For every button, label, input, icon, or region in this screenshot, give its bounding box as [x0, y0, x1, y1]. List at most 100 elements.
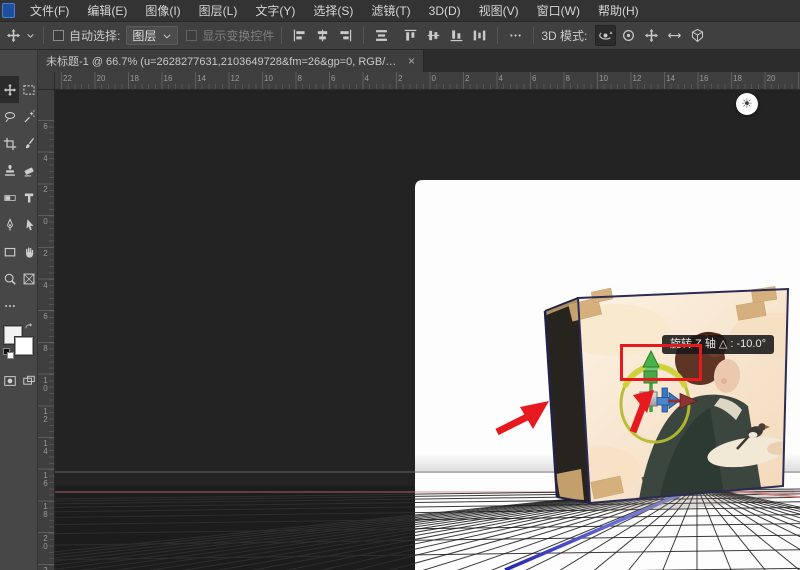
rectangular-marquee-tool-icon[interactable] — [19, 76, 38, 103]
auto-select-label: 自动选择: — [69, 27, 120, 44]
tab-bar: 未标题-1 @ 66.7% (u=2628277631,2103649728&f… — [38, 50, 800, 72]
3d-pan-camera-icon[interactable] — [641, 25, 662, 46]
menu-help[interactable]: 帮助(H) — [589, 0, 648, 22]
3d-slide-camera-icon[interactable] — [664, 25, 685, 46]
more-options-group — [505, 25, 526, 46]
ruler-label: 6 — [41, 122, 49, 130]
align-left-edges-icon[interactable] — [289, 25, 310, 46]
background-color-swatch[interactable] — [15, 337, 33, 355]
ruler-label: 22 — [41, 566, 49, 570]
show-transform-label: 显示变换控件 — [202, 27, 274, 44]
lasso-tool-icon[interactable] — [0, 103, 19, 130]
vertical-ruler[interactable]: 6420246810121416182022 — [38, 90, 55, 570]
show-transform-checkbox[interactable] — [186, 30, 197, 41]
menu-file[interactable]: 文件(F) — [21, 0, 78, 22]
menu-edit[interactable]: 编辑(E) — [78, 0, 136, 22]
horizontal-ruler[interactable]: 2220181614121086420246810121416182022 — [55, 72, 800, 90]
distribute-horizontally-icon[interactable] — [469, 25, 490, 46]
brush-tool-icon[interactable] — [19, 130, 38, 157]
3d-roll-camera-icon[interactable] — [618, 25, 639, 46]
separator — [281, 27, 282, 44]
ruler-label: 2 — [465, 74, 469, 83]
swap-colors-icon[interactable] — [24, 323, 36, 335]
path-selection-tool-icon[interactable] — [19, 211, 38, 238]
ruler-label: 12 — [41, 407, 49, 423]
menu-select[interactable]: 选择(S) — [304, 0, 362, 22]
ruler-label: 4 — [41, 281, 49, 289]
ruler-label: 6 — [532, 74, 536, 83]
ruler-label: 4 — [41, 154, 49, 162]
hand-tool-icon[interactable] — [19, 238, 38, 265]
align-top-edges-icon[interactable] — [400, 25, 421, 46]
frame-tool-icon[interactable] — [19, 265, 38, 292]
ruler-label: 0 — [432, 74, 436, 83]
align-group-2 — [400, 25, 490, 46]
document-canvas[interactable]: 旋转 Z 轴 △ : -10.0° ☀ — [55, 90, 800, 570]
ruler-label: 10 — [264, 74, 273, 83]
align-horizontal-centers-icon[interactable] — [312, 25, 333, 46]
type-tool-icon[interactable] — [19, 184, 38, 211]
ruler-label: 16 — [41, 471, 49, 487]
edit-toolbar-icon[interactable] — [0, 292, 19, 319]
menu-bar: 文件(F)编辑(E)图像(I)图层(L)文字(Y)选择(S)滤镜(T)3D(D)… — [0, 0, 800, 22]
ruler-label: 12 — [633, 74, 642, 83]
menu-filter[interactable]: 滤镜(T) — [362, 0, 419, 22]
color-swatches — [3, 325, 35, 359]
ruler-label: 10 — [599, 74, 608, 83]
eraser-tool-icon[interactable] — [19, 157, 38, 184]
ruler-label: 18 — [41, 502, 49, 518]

**Written exercise**
How many lines of the data contain the string "menu", with case counting? Give only the number.

**Exercise response**
6